**SUPPLIED DATA:**
== == ==

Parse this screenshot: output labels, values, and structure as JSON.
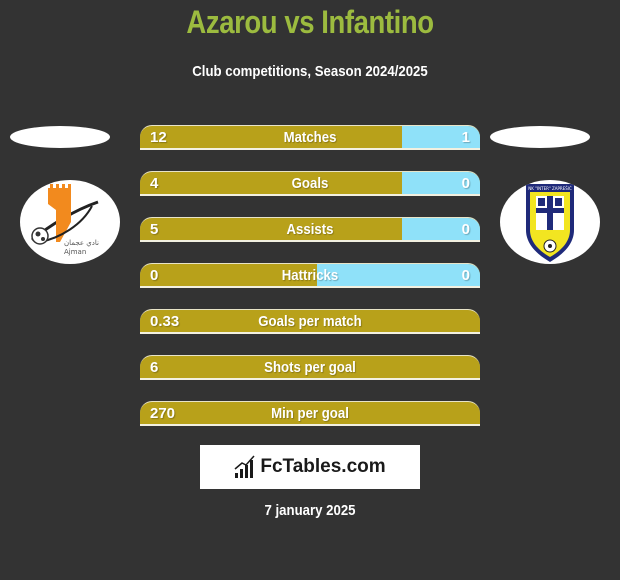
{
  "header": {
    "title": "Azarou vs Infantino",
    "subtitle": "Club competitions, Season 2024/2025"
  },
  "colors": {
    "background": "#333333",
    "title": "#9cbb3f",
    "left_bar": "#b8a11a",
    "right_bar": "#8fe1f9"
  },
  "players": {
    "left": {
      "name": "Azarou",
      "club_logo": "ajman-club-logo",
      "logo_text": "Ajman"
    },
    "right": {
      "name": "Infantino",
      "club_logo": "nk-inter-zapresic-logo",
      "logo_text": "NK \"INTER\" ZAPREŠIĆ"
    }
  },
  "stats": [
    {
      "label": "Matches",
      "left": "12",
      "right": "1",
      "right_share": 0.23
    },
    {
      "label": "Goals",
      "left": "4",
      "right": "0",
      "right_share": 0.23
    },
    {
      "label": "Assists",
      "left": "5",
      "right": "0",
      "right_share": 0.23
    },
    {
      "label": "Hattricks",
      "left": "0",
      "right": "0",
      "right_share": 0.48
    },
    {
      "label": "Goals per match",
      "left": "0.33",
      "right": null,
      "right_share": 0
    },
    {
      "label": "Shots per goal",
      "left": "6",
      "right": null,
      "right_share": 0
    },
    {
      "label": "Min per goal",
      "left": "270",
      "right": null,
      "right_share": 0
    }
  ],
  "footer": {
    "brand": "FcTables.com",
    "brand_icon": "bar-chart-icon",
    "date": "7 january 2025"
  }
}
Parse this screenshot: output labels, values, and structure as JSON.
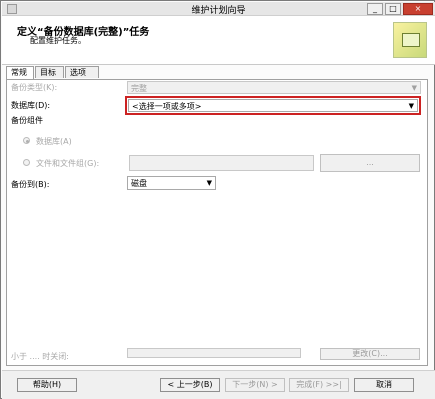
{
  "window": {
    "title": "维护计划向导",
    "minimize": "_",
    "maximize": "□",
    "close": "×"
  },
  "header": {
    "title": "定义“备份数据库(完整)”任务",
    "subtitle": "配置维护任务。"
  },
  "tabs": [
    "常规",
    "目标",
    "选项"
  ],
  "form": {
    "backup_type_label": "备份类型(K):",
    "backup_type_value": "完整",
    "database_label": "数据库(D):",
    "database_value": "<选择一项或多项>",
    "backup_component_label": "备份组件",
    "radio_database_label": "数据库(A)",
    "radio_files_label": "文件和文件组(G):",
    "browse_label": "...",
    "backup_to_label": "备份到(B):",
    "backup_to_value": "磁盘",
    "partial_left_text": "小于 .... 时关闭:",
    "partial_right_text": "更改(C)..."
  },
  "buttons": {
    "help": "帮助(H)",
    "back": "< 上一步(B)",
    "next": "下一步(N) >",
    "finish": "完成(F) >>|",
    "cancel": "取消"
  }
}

== == ==

**THE PROBLEM:** Reproduce the entries above without change, omitting all pictures.

**EXERCISE RESULT:**
Parse this screenshot: output labels, values, and structure as JSON.
{
  "header": {
    "title": "Azarou vs Infantino",
    "subtitle": "Club competitions, Season 2024/2025"
  },
  "colors": {
    "background": "#333333",
    "title": "#9cbb3f",
    "left_bar": "#b8a11a",
    "right_bar": "#8fe1f9"
  },
  "players": {
    "left": {
      "name": "Azarou",
      "club_logo": "ajman-club-logo",
      "logo_text": "Ajman"
    },
    "right": {
      "name": "Infantino",
      "club_logo": "nk-inter-zapresic-logo",
      "logo_text": "NK \"INTER\" ZAPREŠIĆ"
    }
  },
  "stats": [
    {
      "label": "Matches",
      "left": "12",
      "right": "1",
      "right_share": 0.23
    },
    {
      "label": "Goals",
      "left": "4",
      "right": "0",
      "right_share": 0.23
    },
    {
      "label": "Assists",
      "left": "5",
      "right": "0",
      "right_share": 0.23
    },
    {
      "label": "Hattricks",
      "left": "0",
      "right": "0",
      "right_share": 0.48
    },
    {
      "label": "Goals per match",
      "left": "0.33",
      "right": null,
      "right_share": 0
    },
    {
      "label": "Shots per goal",
      "left": "6",
      "right": null,
      "right_share": 0
    },
    {
      "label": "Min per goal",
      "left": "270",
      "right": null,
      "right_share": 0
    }
  ],
  "footer": {
    "brand": "FcTables.com",
    "brand_icon": "bar-chart-icon",
    "date": "7 january 2025"
  }
}
Parse this screenshot: output labels, values, and structure as JSON.
{
  "window": {
    "title": "维护计划向导",
    "minimize": "_",
    "maximize": "□",
    "close": "×"
  },
  "header": {
    "title": "定义“备份数据库(完整)”任务",
    "subtitle": "配置维护任务。"
  },
  "tabs": [
    "常规",
    "目标",
    "选项"
  ],
  "form": {
    "backup_type_label": "备份类型(K):",
    "backup_type_value": "完整",
    "database_label": "数据库(D):",
    "database_value": "<选择一项或多项>",
    "backup_component_label": "备份组件",
    "radio_database_label": "数据库(A)",
    "radio_files_label": "文件和文件组(G):",
    "browse_label": "...",
    "backup_to_label": "备份到(B):",
    "backup_to_value": "磁盘",
    "partial_left_text": "小于 .... 时关闭:",
    "partial_right_text": "更改(C)..."
  },
  "buttons": {
    "help": "帮助(H)",
    "back": "< 上一步(B)",
    "next": "下一步(N) >",
    "finish": "完成(F) >>|",
    "cancel": "取消"
  }
}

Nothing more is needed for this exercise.